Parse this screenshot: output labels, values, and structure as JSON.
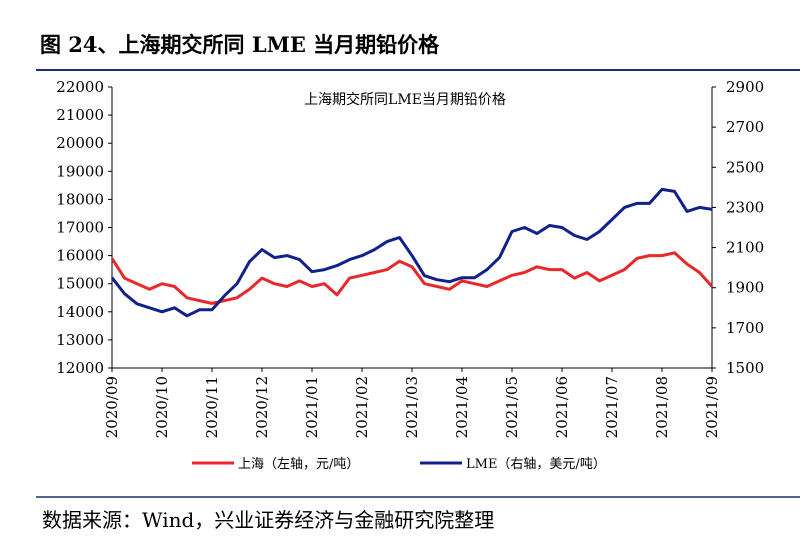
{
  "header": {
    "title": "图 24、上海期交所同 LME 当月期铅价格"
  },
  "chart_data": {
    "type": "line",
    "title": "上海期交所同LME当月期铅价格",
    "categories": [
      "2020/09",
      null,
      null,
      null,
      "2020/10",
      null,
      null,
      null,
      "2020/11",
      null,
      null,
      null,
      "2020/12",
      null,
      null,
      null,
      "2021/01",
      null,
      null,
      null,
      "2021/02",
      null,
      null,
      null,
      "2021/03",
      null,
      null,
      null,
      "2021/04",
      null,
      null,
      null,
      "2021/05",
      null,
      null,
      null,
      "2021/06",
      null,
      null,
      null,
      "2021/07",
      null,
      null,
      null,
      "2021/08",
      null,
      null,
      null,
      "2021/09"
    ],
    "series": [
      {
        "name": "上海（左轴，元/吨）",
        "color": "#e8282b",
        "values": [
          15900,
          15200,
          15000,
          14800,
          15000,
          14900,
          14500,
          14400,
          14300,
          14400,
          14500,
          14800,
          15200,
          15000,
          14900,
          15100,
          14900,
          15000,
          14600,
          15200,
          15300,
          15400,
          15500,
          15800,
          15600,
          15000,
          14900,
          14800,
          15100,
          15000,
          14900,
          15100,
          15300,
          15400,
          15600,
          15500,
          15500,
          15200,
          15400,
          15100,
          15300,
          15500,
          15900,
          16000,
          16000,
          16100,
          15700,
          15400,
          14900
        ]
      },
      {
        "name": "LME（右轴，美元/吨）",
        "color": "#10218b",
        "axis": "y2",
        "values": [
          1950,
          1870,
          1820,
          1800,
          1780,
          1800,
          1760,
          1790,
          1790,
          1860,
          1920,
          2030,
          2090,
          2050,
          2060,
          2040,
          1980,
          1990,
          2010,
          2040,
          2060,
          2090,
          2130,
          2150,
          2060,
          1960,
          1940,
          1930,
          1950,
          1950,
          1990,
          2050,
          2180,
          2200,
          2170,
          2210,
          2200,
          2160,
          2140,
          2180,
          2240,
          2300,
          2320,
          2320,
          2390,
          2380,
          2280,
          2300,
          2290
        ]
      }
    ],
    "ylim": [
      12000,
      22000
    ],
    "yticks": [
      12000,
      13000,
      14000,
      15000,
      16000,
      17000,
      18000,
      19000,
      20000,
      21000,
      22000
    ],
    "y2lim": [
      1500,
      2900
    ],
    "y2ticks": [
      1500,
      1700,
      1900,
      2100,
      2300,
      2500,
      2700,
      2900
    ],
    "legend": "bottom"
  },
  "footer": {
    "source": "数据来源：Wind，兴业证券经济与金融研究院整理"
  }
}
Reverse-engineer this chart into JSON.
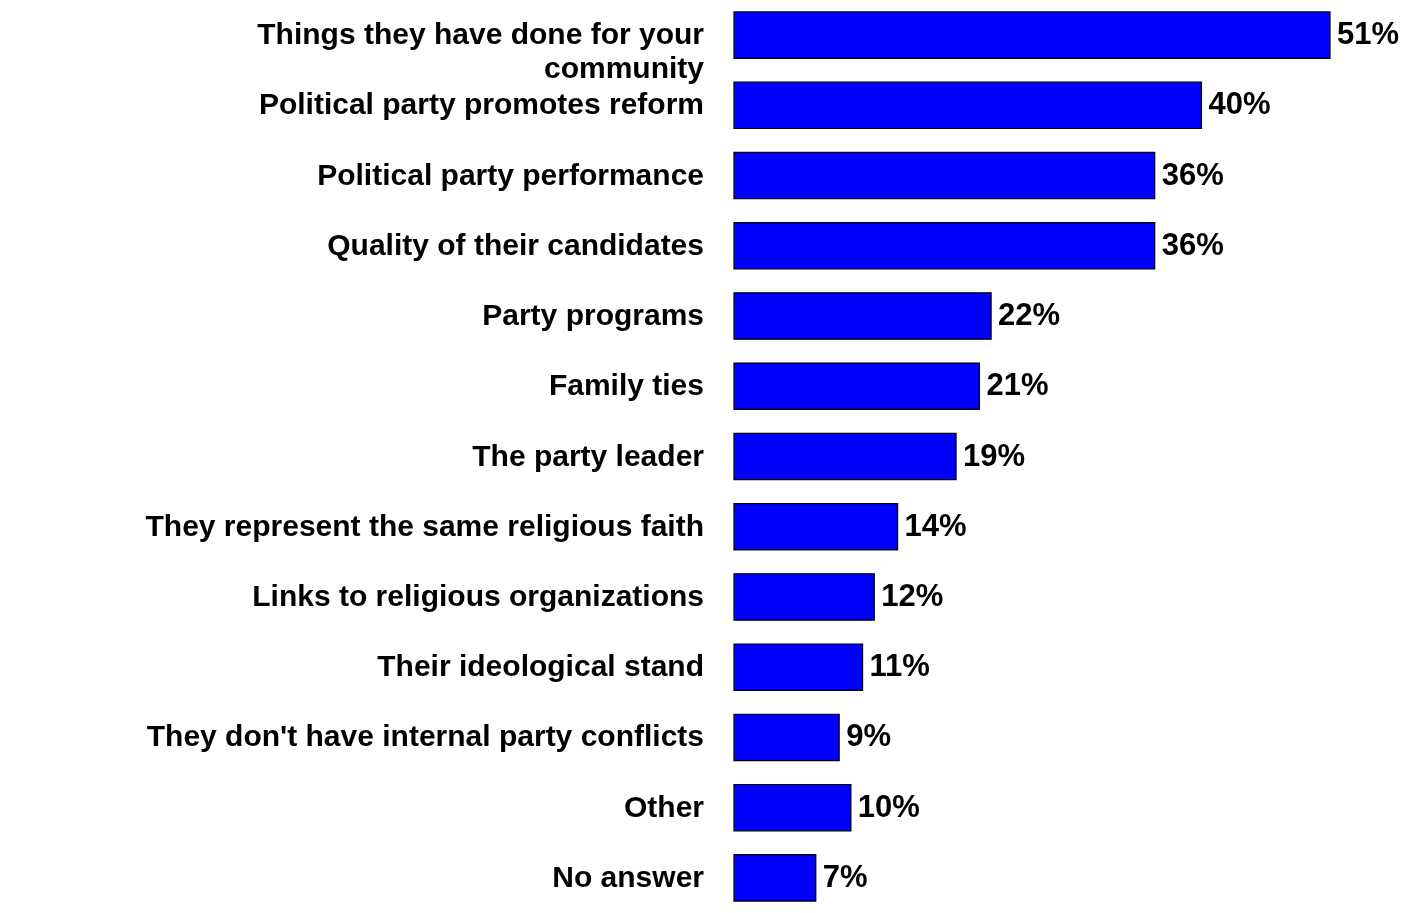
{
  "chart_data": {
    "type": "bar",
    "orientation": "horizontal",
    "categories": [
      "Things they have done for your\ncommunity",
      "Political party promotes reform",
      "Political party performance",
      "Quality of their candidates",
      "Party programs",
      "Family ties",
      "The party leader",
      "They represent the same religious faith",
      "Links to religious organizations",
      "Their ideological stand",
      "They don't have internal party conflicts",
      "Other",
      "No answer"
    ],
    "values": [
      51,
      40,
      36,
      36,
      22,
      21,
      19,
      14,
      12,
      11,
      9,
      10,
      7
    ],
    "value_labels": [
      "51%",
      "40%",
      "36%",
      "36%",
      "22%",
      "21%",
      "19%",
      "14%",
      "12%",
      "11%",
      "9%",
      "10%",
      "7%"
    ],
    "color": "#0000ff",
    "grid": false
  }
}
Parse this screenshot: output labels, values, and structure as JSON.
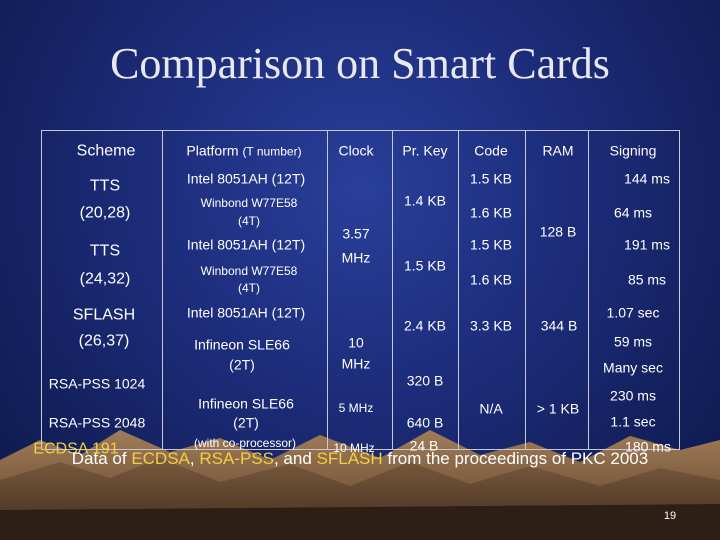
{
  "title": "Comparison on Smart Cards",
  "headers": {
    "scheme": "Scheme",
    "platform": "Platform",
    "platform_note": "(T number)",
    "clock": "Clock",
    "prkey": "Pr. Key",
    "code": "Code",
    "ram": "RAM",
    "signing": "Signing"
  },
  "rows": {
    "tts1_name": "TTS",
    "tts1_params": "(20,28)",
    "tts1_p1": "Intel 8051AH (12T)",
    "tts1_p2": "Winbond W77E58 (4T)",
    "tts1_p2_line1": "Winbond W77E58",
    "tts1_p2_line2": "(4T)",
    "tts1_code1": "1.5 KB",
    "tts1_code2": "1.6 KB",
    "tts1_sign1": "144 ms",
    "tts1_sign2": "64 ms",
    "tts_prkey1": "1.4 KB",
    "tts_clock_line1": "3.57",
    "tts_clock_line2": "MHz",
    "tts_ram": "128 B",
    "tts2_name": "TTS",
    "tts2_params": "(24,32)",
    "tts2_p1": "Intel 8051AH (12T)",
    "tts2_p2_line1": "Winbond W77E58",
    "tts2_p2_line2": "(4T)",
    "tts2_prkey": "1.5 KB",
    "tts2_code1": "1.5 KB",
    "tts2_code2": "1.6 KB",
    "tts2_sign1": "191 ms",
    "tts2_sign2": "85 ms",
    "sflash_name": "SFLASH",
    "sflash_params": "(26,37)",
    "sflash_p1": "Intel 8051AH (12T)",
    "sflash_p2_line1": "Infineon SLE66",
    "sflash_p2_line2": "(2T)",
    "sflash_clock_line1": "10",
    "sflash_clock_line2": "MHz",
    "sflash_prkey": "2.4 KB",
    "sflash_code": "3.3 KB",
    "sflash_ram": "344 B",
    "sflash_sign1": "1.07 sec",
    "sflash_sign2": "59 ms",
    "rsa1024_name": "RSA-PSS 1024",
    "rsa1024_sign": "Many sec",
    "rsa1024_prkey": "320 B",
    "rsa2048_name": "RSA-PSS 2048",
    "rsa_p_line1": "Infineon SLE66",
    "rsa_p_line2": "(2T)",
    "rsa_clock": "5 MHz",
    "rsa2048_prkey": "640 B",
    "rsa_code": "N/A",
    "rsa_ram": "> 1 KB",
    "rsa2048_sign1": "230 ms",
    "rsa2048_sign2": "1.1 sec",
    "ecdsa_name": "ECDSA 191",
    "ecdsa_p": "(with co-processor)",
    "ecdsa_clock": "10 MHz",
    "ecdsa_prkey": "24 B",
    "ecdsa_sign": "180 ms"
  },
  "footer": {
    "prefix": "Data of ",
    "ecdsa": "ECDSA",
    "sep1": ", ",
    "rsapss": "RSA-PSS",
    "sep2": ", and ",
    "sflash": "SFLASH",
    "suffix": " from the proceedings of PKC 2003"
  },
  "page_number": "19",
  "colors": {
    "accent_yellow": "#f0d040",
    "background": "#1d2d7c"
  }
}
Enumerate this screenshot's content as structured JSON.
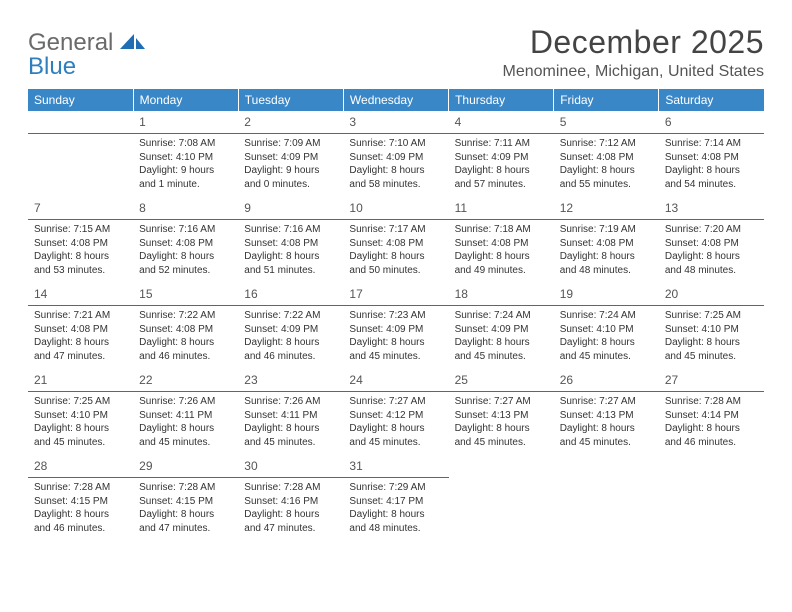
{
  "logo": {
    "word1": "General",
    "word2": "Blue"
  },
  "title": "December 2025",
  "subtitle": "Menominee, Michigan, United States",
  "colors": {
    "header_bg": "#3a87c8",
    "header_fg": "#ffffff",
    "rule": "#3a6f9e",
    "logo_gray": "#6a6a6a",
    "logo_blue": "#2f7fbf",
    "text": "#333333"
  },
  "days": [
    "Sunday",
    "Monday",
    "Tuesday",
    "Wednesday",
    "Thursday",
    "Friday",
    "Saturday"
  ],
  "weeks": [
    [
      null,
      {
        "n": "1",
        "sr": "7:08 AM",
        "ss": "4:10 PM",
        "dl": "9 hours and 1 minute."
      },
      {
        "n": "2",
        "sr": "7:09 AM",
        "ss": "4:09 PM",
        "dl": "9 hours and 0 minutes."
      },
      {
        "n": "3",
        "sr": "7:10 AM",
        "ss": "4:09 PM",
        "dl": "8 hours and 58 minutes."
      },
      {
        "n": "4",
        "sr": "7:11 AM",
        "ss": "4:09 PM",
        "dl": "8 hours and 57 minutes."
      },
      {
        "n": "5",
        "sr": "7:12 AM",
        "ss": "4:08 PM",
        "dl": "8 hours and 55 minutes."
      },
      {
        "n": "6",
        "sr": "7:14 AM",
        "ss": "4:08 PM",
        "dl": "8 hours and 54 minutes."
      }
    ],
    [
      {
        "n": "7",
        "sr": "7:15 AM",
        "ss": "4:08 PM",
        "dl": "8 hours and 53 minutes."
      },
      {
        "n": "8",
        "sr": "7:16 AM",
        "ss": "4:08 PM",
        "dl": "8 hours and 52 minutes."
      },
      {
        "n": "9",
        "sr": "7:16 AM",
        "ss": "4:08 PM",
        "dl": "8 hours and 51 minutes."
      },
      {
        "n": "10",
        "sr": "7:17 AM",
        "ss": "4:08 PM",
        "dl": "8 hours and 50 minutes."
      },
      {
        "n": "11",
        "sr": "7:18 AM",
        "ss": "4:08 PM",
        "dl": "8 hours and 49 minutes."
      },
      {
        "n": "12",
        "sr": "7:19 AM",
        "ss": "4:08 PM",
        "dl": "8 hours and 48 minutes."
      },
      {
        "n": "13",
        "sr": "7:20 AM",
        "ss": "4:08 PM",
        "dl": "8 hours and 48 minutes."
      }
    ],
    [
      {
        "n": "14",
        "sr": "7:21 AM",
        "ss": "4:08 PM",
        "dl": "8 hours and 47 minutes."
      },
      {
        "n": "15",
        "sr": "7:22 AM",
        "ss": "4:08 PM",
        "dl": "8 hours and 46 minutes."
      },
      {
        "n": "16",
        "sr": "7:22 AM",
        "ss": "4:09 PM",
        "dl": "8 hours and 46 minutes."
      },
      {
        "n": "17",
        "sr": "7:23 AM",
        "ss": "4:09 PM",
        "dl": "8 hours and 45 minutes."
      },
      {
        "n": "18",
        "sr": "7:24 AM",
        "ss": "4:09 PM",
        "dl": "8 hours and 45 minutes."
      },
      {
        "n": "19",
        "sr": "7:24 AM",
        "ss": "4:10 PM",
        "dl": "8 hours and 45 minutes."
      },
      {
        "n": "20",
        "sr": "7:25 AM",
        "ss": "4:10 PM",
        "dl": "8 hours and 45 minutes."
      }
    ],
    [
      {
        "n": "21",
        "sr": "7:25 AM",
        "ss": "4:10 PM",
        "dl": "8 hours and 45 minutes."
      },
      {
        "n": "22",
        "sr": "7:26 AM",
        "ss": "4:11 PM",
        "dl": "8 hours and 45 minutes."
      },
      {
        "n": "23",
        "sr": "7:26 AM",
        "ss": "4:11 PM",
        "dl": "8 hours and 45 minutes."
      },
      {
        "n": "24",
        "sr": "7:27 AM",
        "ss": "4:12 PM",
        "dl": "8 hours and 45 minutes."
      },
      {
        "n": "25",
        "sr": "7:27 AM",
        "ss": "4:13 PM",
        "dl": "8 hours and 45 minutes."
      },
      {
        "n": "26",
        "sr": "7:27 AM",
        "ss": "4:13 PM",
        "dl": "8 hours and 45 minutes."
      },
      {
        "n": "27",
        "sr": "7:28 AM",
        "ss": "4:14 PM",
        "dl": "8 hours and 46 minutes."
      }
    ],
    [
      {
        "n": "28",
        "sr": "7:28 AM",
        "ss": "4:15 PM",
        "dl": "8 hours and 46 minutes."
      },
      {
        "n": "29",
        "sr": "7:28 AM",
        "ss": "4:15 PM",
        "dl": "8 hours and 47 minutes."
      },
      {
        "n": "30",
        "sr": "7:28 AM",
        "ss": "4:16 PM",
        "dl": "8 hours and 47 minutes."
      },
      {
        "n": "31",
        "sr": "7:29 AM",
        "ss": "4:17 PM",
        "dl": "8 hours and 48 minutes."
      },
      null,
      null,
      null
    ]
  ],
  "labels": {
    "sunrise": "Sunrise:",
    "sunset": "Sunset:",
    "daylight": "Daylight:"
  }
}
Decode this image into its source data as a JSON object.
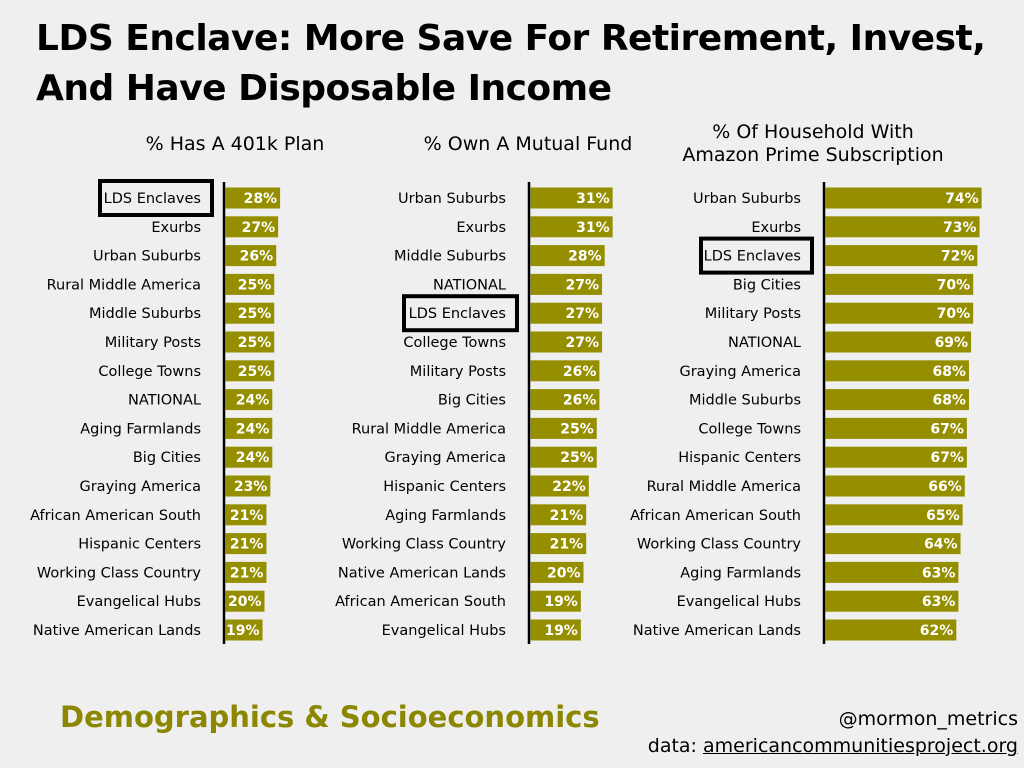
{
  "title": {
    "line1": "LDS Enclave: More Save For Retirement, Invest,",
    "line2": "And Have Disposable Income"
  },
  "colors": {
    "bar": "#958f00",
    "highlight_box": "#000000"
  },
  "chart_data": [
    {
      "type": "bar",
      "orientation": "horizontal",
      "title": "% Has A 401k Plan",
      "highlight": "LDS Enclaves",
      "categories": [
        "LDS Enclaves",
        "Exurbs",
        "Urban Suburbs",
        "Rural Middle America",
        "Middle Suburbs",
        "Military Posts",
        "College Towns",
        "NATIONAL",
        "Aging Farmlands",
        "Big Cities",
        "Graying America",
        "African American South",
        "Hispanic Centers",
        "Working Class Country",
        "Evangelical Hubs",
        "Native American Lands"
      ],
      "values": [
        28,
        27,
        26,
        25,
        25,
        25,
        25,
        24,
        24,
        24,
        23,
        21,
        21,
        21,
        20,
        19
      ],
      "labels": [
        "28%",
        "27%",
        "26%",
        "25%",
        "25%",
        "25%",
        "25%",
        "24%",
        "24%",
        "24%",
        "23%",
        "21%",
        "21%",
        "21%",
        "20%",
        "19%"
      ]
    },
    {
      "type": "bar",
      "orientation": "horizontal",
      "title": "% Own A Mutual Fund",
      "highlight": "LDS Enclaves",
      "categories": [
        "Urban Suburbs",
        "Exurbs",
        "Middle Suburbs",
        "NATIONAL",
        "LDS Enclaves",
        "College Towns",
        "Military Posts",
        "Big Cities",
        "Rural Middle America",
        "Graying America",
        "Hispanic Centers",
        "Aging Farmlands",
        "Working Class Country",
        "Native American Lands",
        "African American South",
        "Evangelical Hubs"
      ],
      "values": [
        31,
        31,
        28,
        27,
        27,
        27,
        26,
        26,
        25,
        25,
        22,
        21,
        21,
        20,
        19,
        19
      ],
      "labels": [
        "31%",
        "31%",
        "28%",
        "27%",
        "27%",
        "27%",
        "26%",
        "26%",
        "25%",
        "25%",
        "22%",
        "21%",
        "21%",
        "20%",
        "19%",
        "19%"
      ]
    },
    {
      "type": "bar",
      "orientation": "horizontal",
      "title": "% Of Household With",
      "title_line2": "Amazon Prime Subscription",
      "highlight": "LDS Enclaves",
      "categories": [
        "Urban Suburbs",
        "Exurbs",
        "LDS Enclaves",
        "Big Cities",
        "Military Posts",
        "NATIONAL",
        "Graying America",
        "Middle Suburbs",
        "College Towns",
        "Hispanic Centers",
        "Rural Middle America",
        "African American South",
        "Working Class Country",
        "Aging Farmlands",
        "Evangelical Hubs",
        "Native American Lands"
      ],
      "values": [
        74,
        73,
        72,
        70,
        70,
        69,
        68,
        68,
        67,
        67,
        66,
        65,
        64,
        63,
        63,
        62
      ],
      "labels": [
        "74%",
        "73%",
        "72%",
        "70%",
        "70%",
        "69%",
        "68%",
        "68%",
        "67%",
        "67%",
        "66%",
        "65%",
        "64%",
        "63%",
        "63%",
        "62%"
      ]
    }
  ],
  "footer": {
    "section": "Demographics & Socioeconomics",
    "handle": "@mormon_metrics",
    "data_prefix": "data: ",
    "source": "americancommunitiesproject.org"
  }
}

What you need to do = Look through the material above and pick out each line holding the word "Intel".

Exercise output =
    "tts1_p1": "Intel 8051AH (12T)",
    "tts2_p1": "Intel 8051AH (12T)",
    "sflash_p1": "Intel 8051AH (12T)",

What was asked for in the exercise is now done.